Saved entries
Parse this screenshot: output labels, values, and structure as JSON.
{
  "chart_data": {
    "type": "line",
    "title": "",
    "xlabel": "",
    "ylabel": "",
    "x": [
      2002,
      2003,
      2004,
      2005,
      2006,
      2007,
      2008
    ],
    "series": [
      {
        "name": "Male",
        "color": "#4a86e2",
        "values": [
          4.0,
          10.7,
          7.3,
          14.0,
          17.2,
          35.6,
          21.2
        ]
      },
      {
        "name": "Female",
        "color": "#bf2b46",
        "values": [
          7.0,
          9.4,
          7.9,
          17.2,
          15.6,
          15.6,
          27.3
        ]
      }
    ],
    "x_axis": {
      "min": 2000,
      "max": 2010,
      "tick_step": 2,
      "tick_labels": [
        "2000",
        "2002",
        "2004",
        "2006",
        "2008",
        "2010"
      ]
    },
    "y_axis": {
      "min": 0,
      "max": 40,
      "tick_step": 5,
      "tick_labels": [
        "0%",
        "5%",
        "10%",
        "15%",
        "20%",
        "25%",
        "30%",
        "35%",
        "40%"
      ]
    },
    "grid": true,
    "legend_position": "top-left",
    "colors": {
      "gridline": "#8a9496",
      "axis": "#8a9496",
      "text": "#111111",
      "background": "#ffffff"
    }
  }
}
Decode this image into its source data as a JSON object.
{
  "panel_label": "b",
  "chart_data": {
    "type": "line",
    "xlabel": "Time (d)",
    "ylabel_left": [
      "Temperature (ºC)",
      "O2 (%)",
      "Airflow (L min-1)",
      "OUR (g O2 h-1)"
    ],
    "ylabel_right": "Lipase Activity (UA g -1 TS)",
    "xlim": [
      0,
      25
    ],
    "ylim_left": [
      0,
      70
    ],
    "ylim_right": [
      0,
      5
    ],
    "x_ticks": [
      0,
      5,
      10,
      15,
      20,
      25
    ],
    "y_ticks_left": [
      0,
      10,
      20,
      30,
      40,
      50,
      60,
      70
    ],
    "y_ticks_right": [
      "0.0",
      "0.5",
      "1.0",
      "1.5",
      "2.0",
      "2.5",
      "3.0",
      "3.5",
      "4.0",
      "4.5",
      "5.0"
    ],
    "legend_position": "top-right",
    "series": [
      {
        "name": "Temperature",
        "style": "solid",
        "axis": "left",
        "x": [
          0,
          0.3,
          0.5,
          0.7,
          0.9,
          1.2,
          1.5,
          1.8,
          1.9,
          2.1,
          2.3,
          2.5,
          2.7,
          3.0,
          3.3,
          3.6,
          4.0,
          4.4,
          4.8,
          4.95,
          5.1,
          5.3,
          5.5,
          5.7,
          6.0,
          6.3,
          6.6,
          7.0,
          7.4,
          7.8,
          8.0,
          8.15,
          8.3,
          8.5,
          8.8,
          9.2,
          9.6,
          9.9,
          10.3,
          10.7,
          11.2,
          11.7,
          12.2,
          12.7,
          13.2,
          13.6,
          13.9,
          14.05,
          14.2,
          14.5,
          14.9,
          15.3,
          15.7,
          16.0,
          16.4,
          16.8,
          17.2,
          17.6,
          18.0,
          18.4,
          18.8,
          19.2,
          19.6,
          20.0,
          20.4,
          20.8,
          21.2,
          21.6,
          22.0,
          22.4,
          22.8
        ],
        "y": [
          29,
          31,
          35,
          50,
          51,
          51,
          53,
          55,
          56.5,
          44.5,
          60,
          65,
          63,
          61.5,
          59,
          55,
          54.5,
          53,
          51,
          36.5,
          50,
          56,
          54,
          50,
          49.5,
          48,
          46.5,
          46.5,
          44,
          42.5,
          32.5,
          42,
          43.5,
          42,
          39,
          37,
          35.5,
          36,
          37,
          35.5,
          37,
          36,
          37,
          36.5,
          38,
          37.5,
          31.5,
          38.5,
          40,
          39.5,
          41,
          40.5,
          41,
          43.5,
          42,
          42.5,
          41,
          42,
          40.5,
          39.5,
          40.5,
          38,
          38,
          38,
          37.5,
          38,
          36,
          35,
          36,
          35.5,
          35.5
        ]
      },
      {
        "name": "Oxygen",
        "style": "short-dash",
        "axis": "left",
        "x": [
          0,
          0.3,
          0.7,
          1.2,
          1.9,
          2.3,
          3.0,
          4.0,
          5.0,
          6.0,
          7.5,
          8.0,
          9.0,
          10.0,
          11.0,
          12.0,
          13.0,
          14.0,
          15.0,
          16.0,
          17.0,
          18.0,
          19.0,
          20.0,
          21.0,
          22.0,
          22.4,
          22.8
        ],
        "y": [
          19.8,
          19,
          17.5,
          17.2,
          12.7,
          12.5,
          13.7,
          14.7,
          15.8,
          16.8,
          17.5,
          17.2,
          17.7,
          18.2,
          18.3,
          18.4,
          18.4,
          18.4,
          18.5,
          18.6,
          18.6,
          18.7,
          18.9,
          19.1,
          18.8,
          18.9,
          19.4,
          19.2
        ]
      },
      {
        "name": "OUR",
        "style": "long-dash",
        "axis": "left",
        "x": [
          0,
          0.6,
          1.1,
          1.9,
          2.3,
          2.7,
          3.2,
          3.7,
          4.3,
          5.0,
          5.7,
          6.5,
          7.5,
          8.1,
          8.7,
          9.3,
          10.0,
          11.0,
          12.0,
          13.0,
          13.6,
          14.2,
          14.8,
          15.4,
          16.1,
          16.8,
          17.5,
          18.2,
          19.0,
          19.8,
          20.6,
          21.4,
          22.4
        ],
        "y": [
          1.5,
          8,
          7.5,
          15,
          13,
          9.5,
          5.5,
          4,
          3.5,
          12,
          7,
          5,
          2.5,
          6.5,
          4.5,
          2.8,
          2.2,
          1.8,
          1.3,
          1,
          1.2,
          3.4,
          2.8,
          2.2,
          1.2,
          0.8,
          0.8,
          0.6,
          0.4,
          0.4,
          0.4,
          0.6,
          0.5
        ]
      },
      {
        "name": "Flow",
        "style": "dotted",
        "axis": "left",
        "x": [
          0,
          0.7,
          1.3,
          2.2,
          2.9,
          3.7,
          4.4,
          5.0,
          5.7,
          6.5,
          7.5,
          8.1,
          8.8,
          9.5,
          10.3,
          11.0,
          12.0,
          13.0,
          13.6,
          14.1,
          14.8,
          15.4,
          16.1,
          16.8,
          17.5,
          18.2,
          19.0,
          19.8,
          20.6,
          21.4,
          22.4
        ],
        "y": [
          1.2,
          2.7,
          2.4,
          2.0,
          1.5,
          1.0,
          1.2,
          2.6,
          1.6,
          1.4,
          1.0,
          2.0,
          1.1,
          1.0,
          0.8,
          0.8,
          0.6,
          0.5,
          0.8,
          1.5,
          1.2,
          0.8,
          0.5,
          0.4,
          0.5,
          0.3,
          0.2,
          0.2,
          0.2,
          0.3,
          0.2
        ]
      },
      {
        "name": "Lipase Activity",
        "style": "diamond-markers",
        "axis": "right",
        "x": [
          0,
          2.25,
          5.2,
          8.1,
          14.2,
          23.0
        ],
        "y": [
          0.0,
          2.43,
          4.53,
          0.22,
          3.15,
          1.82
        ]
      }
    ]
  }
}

Task to complete: From the listing above, reproduce all the lines exactly.

Solution to this exercise:
Parse this screenshot: output labels, values, and structure as JSON.
{
  "chart_data": {
    "type": "line",
    "title": "",
    "xlabel": "",
    "ylabel": "",
    "x": [
      2002,
      2003,
      2004,
      2005,
      2006,
      2007,
      2008
    ],
    "series": [
      {
        "name": "Male",
        "color": "#4a86e2",
        "values": [
          4.0,
          10.7,
          7.3,
          14.0,
          17.2,
          35.6,
          21.2
        ]
      },
      {
        "name": "Female",
        "color": "#bf2b46",
        "values": [
          7.0,
          9.4,
          7.9,
          17.2,
          15.6,
          15.6,
          27.3
        ]
      }
    ],
    "x_axis": {
      "min": 2000,
      "max": 2010,
      "tick_step": 2,
      "tick_labels": [
        "2000",
        "2002",
        "2004",
        "2006",
        "2008",
        "2010"
      ]
    },
    "y_axis": {
      "min": 0,
      "max": 40,
      "tick_step": 5,
      "tick_labels": [
        "0%",
        "5%",
        "10%",
        "15%",
        "20%",
        "25%",
        "30%",
        "35%",
        "40%"
      ]
    },
    "grid": true,
    "legend_position": "top-left",
    "colors": {
      "gridline": "#8a9496",
      "axis": "#8a9496",
      "text": "#111111",
      "background": "#ffffff"
    }
  }
}
Decode this image into its source data as a JSON object.
{
  "panel_label": "b",
  "chart_data": {
    "type": "line",
    "xlabel": "Time (d)",
    "ylabel_left": [
      "Temperature (ºC)",
      "O2 (%)",
      "Airflow (L min-1)",
      "OUR (g O2 h-1)"
    ],
    "ylabel_right": "Lipase Activity (UA g -1 TS)",
    "xlim": [
      0,
      25
    ],
    "ylim_left": [
      0,
      70
    ],
    "ylim_right": [
      0,
      5
    ],
    "x_ticks": [
      0,
      5,
      10,
      15,
      20,
      25
    ],
    "y_ticks_left": [
      0,
      10,
      20,
      30,
      40,
      50,
      60,
      70
    ],
    "y_ticks_right": [
      "0.0",
      "0.5",
      "1.0",
      "1.5",
      "2.0",
      "2.5",
      "3.0",
      "3.5",
      "4.0",
      "4.5",
      "5.0"
    ],
    "legend_position": "top-right",
    "series": [
      {
        "name": "Temperature",
        "style": "solid",
        "axis": "left",
        "x": [
          0,
          0.3,
          0.5,
          0.7,
          0.9,
          1.2,
          1.5,
          1.8,
          1.9,
          2.1,
          2.3,
          2.5,
          2.7,
          3.0,
          3.3,
          3.6,
          4.0,
          4.4,
          4.8,
          4.95,
          5.1,
          5.3,
          5.5,
          5.7,
          6.0,
          6.3,
          6.6,
          7.0,
          7.4,
          7.8,
          8.0,
          8.15,
          8.3,
          8.5,
          8.8,
          9.2,
          9.6,
          9.9,
          10.3,
          10.7,
          11.2,
          11.7,
          12.2,
          12.7,
          13.2,
          13.6,
          13.9,
          14.05,
          14.2,
          14.5,
          14.9,
          15.3,
          15.7,
          16.0,
          16.4,
          16.8,
          17.2,
          17.6,
          18.0,
          18.4,
          18.8,
          19.2,
          19.6,
          20.0,
          20.4,
          20.8,
          21.2,
          21.6,
          22.0,
          22.4,
          22.8
        ],
        "y": [
          29,
          31,
          35,
          50,
          51,
          51,
          53,
          55,
          56.5,
          44.5,
          60,
          65,
          63,
          61.5,
          59,
          55,
          54.5,
          53,
          51,
          36.5,
          50,
          56,
          54,
          50,
          49.5,
          48,
          46.5,
          46.5,
          44,
          42.5,
          32.5,
          42,
          43.5,
          42,
          39,
          37,
          35.5,
          36,
          37,
          35.5,
          37,
          36,
          37,
          36.5,
          38,
          37.5,
          31.5,
          38.5,
          40,
          39.5,
          41,
          40.5,
          41,
          43.5,
          42,
          42.5,
          41,
          42,
          40.5,
          39.5,
          40.5,
          38,
          38,
          38,
          37.5,
          38,
          36,
          35,
          36,
          35.5,
          35.5
        ]
      },
      {
        "name": "Oxygen",
        "style": "short-dash",
        "axis": "left",
        "x": [
          0,
          0.3,
          0.7,
          1.2,
          1.9,
          2.3,
          3.0,
          4.0,
          5.0,
          6.0,
          7.5,
          8.0,
          9.0,
          10.0,
          11.0,
          12.0,
          13.0,
          14.0,
          15.0,
          16.0,
          17.0,
          18.0,
          19.0,
          20.0,
          21.0,
          22.0,
          22.4,
          22.8
        ],
        "y": [
          19.8,
          19,
          17.5,
          17.2,
          12.7,
          12.5,
          13.7,
          14.7,
          15.8,
          16.8,
          17.5,
          17.2,
          17.7,
          18.2,
          18.3,
          18.4,
          18.4,
          18.4,
          18.5,
          18.6,
          18.6,
          18.7,
          18.9,
          19.1,
          18.8,
          18.9,
          19.4,
          19.2
        ]
      },
      {
        "name": "OUR",
        "style": "long-dash",
        "axis": "left",
        "x": [
          0,
          0.6,
          1.1,
          1.9,
          2.3,
          2.7,
          3.2,
          3.7,
          4.3,
          5.0,
          5.7,
          6.5,
          7.5,
          8.1,
          8.7,
          9.3,
          10.0,
          11.0,
          12.0,
          13.0,
          13.6,
          14.2,
          14.8,
          15.4,
          16.1,
          16.8,
          17.5,
          18.2,
          19.0,
          19.8,
          20.6,
          21.4,
          22.4
        ],
        "y": [
          1.5,
          8,
          7.5,
          15,
          13,
          9.5,
          5.5,
          4,
          3.5,
          12,
          7,
          5,
          2.5,
          6.5,
          4.5,
          2.8,
          2.2,
          1.8,
          1.3,
          1,
          1.2,
          3.4,
          2.8,
          2.2,
          1.2,
          0.8,
          0.8,
          0.6,
          0.4,
          0.4,
          0.4,
          0.6,
          0.5
        ]
      },
      {
        "name": "Flow",
        "style": "dotted",
        "axis": "left",
        "x": [
          0,
          0.7,
          1.3,
          2.2,
          2.9,
          3.7,
          4.4,
          5.0,
          5.7,
          6.5,
          7.5,
          8.1,
          8.8,
          9.5,
          10.3,
          11.0,
          12.0,
          13.0,
          13.6,
          14.1,
          14.8,
          15.4,
          16.1,
          16.8,
          17.5,
          18.2,
          19.0,
          19.8,
          20.6,
          21.4,
          22.4
        ],
        "y": [
          1.2,
          2.7,
          2.4,
          2.0,
          1.5,
          1.0,
          1.2,
          2.6,
          1.6,
          1.4,
          1.0,
          2.0,
          1.1,
          1.0,
          0.8,
          0.8,
          0.6,
          0.5,
          0.8,
          1.5,
          1.2,
          0.8,
          0.5,
          0.4,
          0.5,
          0.3,
          0.2,
          0.2,
          0.2,
          0.3,
          0.2
        ]
      },
      {
        "name": "Lipase Activity",
        "style": "diamond-markers",
        "axis": "right",
        "x": [
          0,
          2.25,
          5.2,
          8.1,
          14.2,
          23.0
        ],
        "y": [
          0.0,
          2.43,
          4.53,
          0.22,
          3.15,
          1.82
        ]
      }
    ]
  }
}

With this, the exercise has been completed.